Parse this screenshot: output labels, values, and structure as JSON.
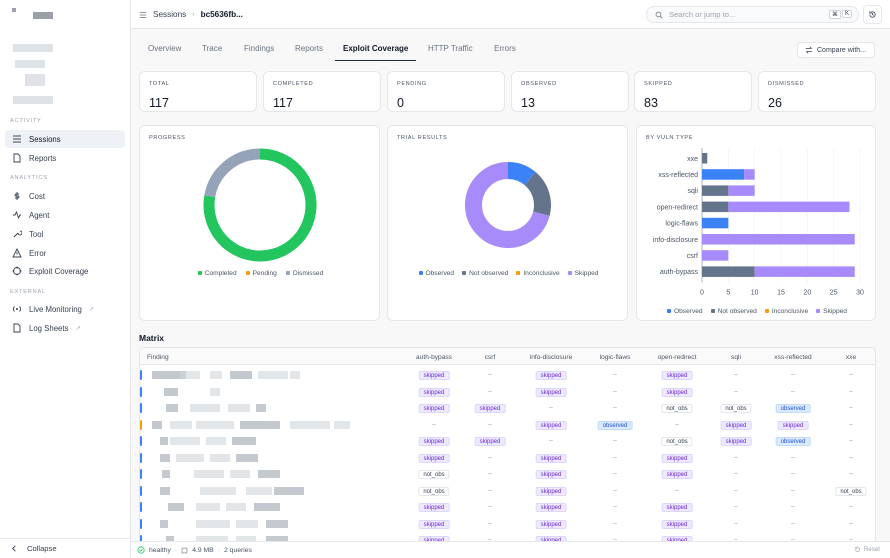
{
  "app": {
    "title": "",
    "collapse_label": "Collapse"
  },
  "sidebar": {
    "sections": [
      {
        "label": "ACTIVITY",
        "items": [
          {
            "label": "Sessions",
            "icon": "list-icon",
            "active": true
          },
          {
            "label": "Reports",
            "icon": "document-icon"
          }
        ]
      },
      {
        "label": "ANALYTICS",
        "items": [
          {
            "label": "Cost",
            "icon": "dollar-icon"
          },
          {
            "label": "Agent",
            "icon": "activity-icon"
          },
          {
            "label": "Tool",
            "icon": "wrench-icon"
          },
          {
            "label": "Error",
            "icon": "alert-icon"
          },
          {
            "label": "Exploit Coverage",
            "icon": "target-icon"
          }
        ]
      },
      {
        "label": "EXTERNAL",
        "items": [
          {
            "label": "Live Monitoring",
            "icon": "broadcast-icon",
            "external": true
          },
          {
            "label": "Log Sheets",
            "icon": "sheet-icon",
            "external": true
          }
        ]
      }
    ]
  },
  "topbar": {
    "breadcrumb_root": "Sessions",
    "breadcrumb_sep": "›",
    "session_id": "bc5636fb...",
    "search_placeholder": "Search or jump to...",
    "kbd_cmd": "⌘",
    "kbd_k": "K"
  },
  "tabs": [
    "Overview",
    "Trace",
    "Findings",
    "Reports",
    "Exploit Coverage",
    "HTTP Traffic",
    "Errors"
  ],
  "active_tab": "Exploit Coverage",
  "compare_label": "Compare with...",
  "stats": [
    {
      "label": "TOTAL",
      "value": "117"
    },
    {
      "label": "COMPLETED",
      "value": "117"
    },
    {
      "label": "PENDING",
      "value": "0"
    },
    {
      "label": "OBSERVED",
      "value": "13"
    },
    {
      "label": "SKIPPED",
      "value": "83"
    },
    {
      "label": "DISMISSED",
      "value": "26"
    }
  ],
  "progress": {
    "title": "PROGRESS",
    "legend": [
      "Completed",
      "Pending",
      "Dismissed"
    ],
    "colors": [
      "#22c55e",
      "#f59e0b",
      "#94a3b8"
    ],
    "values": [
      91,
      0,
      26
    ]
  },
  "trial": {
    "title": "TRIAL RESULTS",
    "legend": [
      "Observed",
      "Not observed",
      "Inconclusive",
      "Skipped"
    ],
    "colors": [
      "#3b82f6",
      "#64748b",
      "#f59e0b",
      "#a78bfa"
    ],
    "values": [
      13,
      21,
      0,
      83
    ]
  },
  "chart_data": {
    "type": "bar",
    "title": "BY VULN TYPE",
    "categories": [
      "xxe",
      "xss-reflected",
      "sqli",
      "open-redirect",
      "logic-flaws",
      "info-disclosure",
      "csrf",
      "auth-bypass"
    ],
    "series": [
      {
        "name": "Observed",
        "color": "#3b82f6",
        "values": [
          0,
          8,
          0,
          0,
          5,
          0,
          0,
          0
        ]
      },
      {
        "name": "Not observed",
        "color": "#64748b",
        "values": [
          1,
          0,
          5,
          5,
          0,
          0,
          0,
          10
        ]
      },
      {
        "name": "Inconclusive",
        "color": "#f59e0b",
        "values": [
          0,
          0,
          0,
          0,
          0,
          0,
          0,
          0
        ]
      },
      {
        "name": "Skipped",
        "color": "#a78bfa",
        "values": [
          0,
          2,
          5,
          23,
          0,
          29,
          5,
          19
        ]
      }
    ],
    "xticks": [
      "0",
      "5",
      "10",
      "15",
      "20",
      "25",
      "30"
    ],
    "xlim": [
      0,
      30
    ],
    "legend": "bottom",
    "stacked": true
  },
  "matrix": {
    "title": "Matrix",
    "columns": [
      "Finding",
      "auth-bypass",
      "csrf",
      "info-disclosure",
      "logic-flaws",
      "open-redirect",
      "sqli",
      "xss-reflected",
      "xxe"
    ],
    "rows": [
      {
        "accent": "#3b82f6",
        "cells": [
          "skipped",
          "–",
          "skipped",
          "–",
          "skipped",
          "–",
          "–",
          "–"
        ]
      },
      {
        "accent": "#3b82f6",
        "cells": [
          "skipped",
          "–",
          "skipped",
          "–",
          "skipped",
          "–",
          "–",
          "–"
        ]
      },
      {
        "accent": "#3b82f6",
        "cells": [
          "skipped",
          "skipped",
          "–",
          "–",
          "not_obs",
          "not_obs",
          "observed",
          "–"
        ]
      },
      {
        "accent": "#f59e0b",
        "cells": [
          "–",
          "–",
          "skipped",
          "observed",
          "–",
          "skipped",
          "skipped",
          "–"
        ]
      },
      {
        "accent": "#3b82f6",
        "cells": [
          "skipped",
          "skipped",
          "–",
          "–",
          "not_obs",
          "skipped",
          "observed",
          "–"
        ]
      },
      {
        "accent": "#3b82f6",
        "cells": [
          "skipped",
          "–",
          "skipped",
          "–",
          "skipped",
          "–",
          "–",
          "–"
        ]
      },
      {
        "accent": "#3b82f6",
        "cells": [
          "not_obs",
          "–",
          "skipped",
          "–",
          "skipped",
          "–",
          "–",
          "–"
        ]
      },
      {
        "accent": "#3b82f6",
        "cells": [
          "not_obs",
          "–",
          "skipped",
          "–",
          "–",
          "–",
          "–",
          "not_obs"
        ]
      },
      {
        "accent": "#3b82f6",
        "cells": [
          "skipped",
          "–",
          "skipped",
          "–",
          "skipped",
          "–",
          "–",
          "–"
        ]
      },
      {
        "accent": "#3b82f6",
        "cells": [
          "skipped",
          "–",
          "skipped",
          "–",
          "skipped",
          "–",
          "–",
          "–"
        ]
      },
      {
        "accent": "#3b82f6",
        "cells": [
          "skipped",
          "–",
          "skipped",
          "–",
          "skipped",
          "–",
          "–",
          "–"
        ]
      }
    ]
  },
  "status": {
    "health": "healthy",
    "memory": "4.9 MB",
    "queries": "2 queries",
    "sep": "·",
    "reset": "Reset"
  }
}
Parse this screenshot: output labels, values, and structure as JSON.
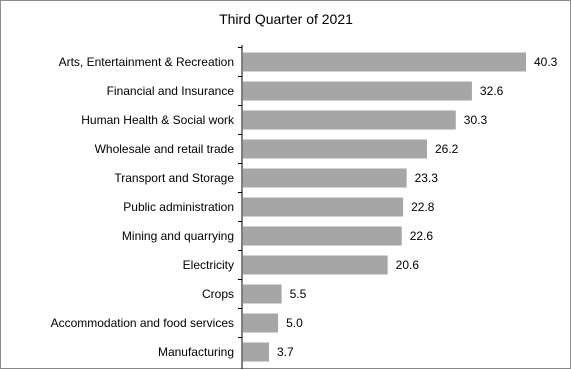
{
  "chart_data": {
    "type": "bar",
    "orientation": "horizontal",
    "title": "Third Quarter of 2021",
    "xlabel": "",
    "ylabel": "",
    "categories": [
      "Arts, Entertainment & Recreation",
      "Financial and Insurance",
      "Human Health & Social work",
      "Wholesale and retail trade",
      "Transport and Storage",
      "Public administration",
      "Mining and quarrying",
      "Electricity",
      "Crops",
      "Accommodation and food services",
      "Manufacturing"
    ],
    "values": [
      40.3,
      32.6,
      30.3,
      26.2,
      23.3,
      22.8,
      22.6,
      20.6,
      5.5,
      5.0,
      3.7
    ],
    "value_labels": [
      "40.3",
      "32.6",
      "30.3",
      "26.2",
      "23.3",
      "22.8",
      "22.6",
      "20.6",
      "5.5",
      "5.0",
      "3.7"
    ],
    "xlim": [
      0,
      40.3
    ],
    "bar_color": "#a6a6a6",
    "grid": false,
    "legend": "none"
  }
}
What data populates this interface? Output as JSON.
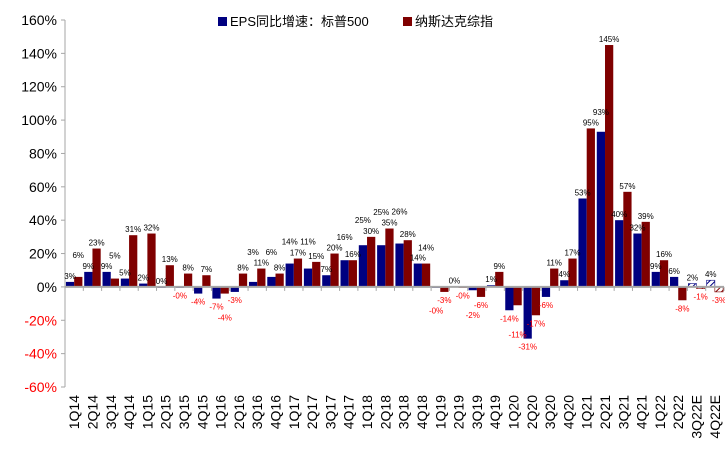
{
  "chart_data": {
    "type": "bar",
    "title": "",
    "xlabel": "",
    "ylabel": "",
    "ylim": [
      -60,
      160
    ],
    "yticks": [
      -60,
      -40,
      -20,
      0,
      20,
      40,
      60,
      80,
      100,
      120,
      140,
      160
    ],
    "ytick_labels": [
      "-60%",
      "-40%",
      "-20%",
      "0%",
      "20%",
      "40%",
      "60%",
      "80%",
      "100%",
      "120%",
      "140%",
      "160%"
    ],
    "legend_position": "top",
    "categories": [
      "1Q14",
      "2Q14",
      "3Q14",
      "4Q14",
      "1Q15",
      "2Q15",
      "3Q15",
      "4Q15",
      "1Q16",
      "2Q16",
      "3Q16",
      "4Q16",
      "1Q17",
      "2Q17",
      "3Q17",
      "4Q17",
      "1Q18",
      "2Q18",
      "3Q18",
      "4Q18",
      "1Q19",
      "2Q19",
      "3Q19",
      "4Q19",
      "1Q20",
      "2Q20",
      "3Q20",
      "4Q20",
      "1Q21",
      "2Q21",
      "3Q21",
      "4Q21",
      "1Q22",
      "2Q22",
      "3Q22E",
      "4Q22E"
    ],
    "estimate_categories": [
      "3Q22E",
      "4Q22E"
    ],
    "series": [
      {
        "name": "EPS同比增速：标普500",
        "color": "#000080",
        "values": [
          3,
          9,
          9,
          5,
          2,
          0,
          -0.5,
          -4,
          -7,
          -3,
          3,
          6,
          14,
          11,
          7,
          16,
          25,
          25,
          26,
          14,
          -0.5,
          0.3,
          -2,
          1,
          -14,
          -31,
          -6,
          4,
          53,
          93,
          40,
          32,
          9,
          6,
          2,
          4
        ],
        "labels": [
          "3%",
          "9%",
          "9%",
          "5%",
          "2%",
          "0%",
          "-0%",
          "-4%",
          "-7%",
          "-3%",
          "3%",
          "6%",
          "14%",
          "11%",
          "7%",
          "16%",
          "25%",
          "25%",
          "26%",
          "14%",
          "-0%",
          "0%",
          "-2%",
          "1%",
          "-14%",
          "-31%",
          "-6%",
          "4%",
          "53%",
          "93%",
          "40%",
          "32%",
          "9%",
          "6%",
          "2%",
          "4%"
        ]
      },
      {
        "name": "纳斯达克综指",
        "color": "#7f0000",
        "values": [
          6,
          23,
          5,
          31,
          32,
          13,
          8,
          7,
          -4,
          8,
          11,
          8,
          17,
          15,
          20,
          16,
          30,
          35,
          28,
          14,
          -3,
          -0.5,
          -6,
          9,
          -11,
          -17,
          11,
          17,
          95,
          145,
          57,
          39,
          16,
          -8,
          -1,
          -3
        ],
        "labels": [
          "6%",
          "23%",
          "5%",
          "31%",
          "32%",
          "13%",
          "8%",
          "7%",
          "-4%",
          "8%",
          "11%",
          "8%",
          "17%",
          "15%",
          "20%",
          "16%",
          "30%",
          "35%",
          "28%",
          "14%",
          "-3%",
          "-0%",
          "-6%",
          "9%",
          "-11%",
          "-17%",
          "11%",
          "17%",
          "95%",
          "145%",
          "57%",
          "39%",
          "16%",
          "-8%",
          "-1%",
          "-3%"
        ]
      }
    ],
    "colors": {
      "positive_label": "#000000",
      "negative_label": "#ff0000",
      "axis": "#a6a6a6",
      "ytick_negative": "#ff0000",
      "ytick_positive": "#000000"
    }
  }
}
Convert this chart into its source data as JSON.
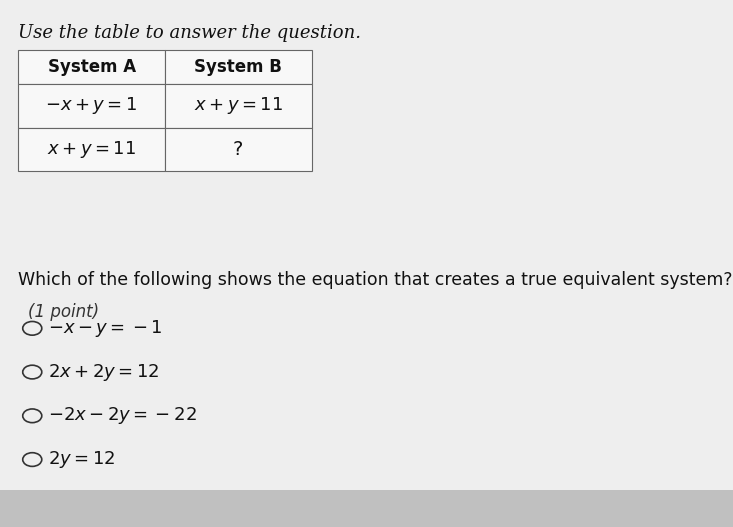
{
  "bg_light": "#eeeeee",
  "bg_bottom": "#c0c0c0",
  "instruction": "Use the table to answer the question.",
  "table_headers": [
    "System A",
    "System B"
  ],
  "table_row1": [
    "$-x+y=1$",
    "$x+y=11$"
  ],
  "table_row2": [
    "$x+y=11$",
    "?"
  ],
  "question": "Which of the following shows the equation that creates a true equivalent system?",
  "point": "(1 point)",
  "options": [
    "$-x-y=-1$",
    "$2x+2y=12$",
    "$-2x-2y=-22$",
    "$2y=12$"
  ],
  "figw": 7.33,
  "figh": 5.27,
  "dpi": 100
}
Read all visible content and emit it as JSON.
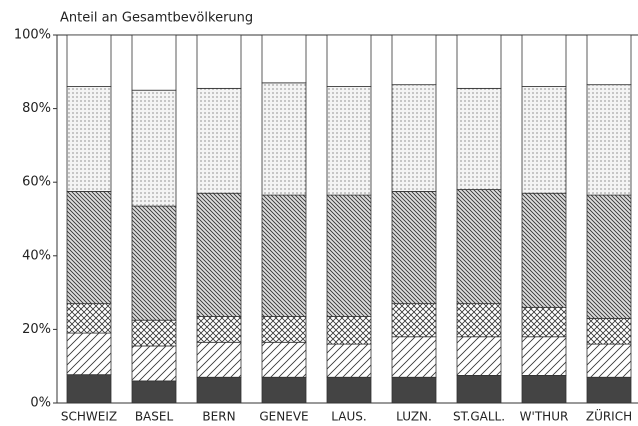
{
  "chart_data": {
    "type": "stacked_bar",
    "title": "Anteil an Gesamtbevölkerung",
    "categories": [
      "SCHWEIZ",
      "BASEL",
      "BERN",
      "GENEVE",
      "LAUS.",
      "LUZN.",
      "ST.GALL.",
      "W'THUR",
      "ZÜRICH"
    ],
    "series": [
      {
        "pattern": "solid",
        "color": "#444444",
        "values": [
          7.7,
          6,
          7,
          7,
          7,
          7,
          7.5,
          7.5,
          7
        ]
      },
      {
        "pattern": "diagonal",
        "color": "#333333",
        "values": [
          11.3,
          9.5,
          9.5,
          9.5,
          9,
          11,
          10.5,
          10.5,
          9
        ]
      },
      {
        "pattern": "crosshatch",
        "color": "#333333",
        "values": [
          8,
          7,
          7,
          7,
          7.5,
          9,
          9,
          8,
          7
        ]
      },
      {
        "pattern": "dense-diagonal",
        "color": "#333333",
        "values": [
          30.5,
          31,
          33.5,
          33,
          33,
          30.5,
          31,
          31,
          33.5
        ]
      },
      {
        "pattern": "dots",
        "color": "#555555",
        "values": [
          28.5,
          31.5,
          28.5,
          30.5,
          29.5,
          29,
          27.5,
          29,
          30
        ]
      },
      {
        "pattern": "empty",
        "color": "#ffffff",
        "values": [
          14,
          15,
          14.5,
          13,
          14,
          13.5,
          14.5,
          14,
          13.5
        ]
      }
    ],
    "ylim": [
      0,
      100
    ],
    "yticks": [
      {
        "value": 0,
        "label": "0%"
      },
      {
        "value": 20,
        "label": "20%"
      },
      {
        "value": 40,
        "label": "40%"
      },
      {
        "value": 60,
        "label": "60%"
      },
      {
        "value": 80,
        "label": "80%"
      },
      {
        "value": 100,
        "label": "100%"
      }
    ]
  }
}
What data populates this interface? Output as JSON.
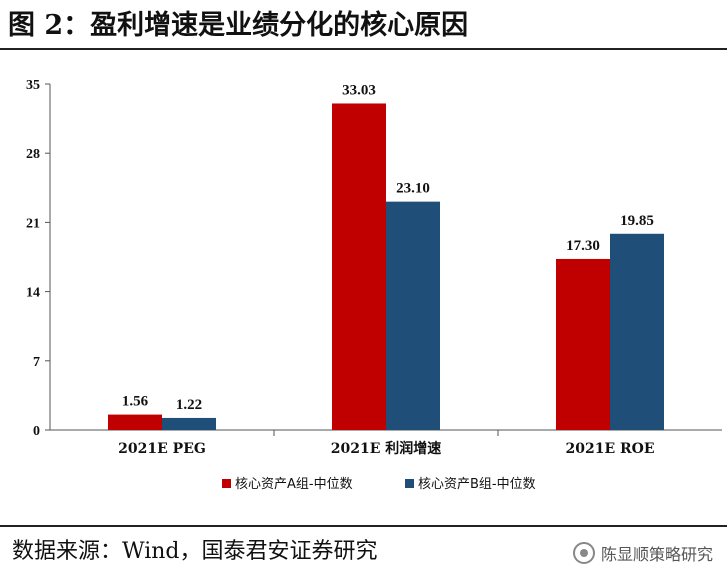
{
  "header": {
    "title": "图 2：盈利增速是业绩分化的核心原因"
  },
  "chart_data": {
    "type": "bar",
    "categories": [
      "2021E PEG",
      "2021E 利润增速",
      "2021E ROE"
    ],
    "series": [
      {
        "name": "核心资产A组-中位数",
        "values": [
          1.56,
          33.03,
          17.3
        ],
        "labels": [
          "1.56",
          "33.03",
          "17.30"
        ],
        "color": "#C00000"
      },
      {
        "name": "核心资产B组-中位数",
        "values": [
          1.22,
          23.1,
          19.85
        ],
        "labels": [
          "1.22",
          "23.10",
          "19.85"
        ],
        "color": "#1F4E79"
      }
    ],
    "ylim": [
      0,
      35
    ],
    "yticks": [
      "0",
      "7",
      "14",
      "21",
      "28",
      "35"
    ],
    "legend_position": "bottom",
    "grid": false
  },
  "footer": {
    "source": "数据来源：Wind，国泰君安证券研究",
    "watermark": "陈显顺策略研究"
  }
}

WHAT THE TASK ASKS = Track down the lines that include the word "true" and copy them.

OUTPUT =
            "active": true
            "external": true
            "external": true
    "stacked": true
  "question": "Which of the following shows the equation that creates a true equivalent system?",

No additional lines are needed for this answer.